**To do**
Transcribe every entry word for word, but skip the images.

--- START ---

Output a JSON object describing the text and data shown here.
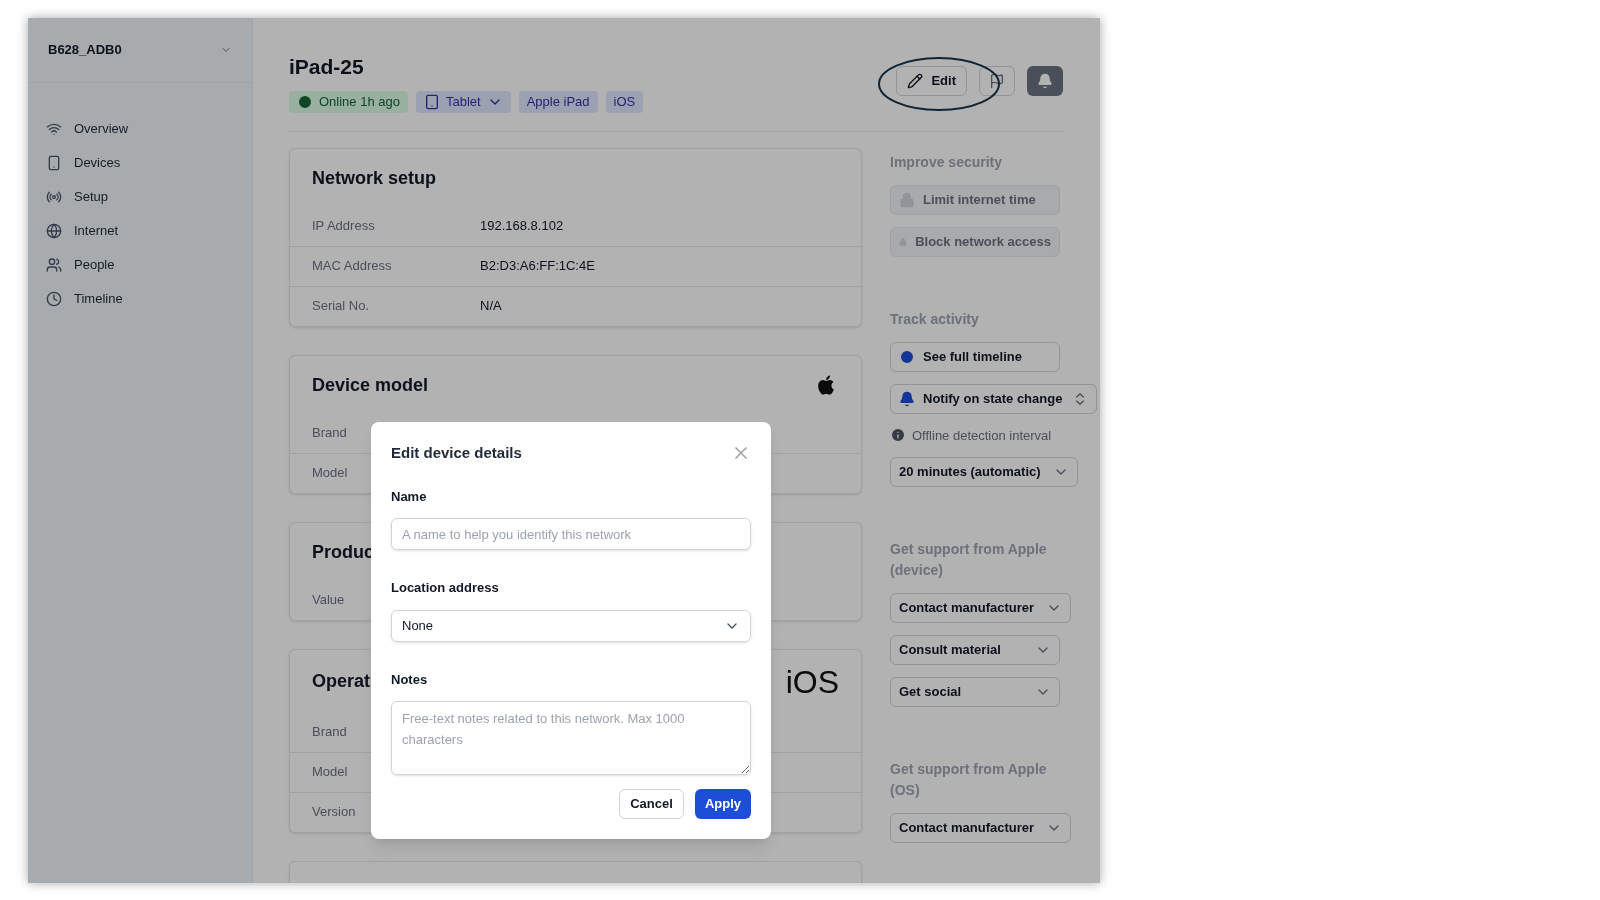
{
  "sidebar": {
    "network": "B628_ADB0",
    "items": [
      {
        "label": "Overview"
      },
      {
        "label": "Devices"
      },
      {
        "label": "Setup"
      },
      {
        "label": "Internet"
      },
      {
        "label": "People"
      },
      {
        "label": "Timeline"
      }
    ]
  },
  "header": {
    "title": "iPad-25",
    "badges": [
      {
        "kind": "status",
        "label": "Online 1h ago"
      },
      {
        "kind": "type",
        "label": "Tablet"
      },
      {
        "kind": "tag",
        "label": "Apple iPad"
      },
      {
        "kind": "tag",
        "label": "iOS"
      }
    ],
    "edit_button": "Edit"
  },
  "cards": [
    {
      "kind": "plain",
      "title": "Network setup",
      "rows": [
        {
          "label": "IP Address",
          "value": "192.168.8.102"
        },
        {
          "label": "MAC Address",
          "value": "B2:D3:A6:FF:1C:4E"
        },
        {
          "label": "Serial No.",
          "value": "N/A"
        }
      ]
    },
    {
      "kind": "icon_logo",
      "title": "Device model",
      "rows": [
        {
          "label": "Brand"
        },
        {
          "label": "Model"
        }
      ]
    },
    {
      "kind": "plain",
      "title": "Produc",
      "rows": [
        {
          "label": "Value"
        }
      ]
    },
    {
      "kind": "text_logo",
      "title": "Operat",
      "logo_text": "iOS",
      "rows": [
        {
          "label": "Brand"
        },
        {
          "label": "Model"
        },
        {
          "label": "Version"
        }
      ]
    }
  ],
  "side_sections": [
    {
      "title": "Improve security",
      "items": [
        {
          "kind": "locked",
          "label": "Limit internet time"
        },
        {
          "kind": "locked",
          "label": "Block network access"
        }
      ]
    },
    {
      "title": "Track activity",
      "items": [
        {
          "kind": "timeline",
          "label": "See full timeline"
        },
        {
          "kind": "notify",
          "label": "Notify on state change"
        },
        {
          "kind": "hint",
          "label": "Offline detection interval"
        },
        {
          "kind": "dropdown",
          "label": "20 minutes (automatic)"
        }
      ]
    },
    {
      "title": "Get support from Apple (device)",
      "items": [
        {
          "kind": "dropdown",
          "label": "Contact manufacturer"
        },
        {
          "kind": "dropdown",
          "label": "Consult material"
        },
        {
          "kind": "dropdown",
          "label": "Get social"
        }
      ]
    },
    {
      "title": "Get support from Apple (OS)",
      "items": [
        {
          "kind": "dropdown",
          "label": "Contact manufacturer"
        }
      ]
    }
  ],
  "modal": {
    "title": "Edit device details",
    "fields": [
      {
        "kind": "text",
        "label": "Name",
        "placeholder": "A name to help you identify this network"
      },
      {
        "kind": "select",
        "label": "Location address",
        "value": "None"
      },
      {
        "kind": "textarea",
        "label": "Notes",
        "placeholder": "Free-text notes related to this network. Max 1000 characters"
      }
    ],
    "buttons": [
      {
        "kind": "secondary",
        "label": "Cancel"
      },
      {
        "kind": "primary",
        "label": "Apply"
      }
    ]
  }
}
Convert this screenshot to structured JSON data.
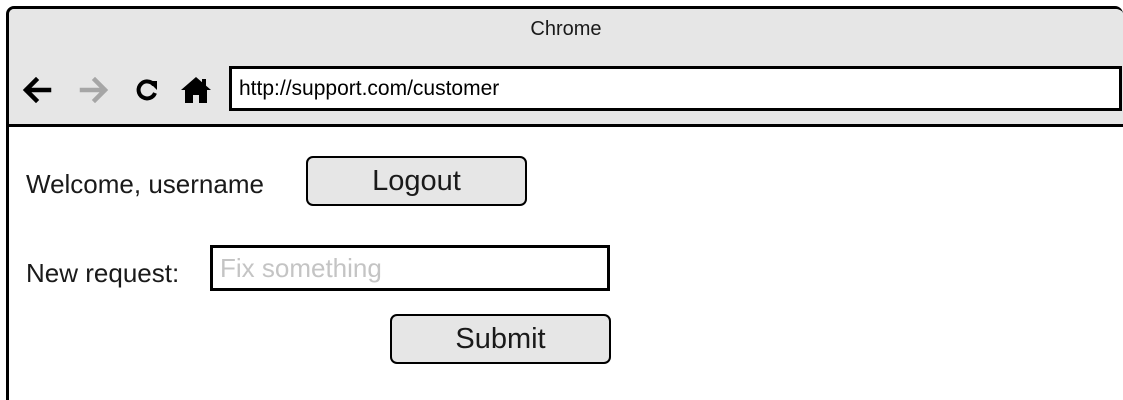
{
  "browser": {
    "title": "Chrome",
    "address": "http://support.com/customer",
    "nav": {
      "back_icon": "arrow-left-icon",
      "forward_icon": "arrow-right-icon",
      "reload_icon": "reload-icon",
      "home_icon": "home-icon"
    },
    "colors": {
      "chrome_bg": "#e6e6e6",
      "forward_disabled": "#a6a6a6",
      "border": "#000000"
    }
  },
  "page": {
    "welcome_text": "Welcome, username",
    "logout_label": "Logout",
    "new_request_label": "New request:",
    "request_placeholder": "Fix something",
    "request_value": "",
    "submit_label": "Submit",
    "colors": {
      "button_bg": "#e6e6e6",
      "placeholder": "#c4c4c4"
    }
  }
}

--- END ---

**The reply**
Output a JSON object describing the text and data shown here.
{
  "sidebar": {
    "network": "B628_ADB0",
    "items": [
      {
        "label": "Overview"
      },
      {
        "label": "Devices"
      },
      {
        "label": "Setup"
      },
      {
        "label": "Internet"
      },
      {
        "label": "People"
      },
      {
        "label": "Timeline"
      }
    ]
  },
  "header": {
    "title": "iPad-25",
    "badges": [
      {
        "kind": "status",
        "label": "Online 1h ago"
      },
      {
        "kind": "type",
        "label": "Tablet"
      },
      {
        "kind": "tag",
        "label": "Apple iPad"
      },
      {
        "kind": "tag",
        "label": "iOS"
      }
    ],
    "edit_button": "Edit"
  },
  "cards": [
    {
      "kind": "plain",
      "title": "Network setup",
      "rows": [
        {
          "label": "IP Address",
          "value": "192.168.8.102"
        },
        {
          "label": "MAC Address",
          "value": "B2:D3:A6:FF:1C:4E"
        },
        {
          "label": "Serial No.",
          "value": "N/A"
        }
      ]
    },
    {
      "kind": "icon_logo",
      "title": "Device model",
      "rows": [
        {
          "label": "Brand"
        },
        {
          "label": "Model"
        }
      ]
    },
    {
      "kind": "plain",
      "title": "Produc",
      "rows": [
        {
          "label": "Value"
        }
      ]
    },
    {
      "kind": "text_logo",
      "title": "Operat",
      "logo_text": "iOS",
      "rows": [
        {
          "label": "Brand"
        },
        {
          "label": "Model"
        },
        {
          "label": "Version"
        }
      ]
    }
  ],
  "side_sections": [
    {
      "title": "Improve security",
      "items": [
        {
          "kind": "locked",
          "label": "Limit internet time"
        },
        {
          "kind": "locked",
          "label": "Block network access"
        }
      ]
    },
    {
      "title": "Track activity",
      "items": [
        {
          "kind": "timeline",
          "label": "See full timeline"
        },
        {
          "kind": "notify",
          "label": "Notify on state change"
        },
        {
          "kind": "hint",
          "label": "Offline detection interval"
        },
        {
          "kind": "dropdown",
          "label": "20 minutes (automatic)"
        }
      ]
    },
    {
      "title": "Get support from Apple (device)",
      "items": [
        {
          "kind": "dropdown",
          "label": "Contact manufacturer"
        },
        {
          "kind": "dropdown",
          "label": "Consult material"
        },
        {
          "kind": "dropdown",
          "label": "Get social"
        }
      ]
    },
    {
      "title": "Get support from Apple (OS)",
      "items": [
        {
          "kind": "dropdown",
          "label": "Contact manufacturer"
        }
      ]
    }
  ],
  "modal": {
    "title": "Edit device details",
    "fields": [
      {
        "kind": "text",
        "label": "Name",
        "placeholder": "A name to help you identify this network"
      },
      {
        "kind": "select",
        "label": "Location address",
        "value": "None"
      },
      {
        "kind": "textarea",
        "label": "Notes",
        "placeholder": "Free-text notes related to this network. Max 1000 characters"
      }
    ],
    "buttons": [
      {
        "kind": "secondary",
        "label": "Cancel"
      },
      {
        "kind": "primary",
        "label": "Apply"
      }
    ]
  }
}
Convert this screenshot to structured JSON data.
{
  "browser": {
    "title": "Chrome",
    "address": "http://support.com/customer",
    "nav": {
      "back_icon": "arrow-left-icon",
      "forward_icon": "arrow-right-icon",
      "reload_icon": "reload-icon",
      "home_icon": "home-icon"
    },
    "colors": {
      "chrome_bg": "#e6e6e6",
      "forward_disabled": "#a6a6a6",
      "border": "#000000"
    }
  },
  "page": {
    "welcome_text": "Welcome, username",
    "logout_label": "Logout",
    "new_request_label": "New request:",
    "request_placeholder": "Fix something",
    "request_value": "",
    "submit_label": "Submit",
    "colors": {
      "button_bg": "#e6e6e6",
      "placeholder": "#c4c4c4"
    }
  }
}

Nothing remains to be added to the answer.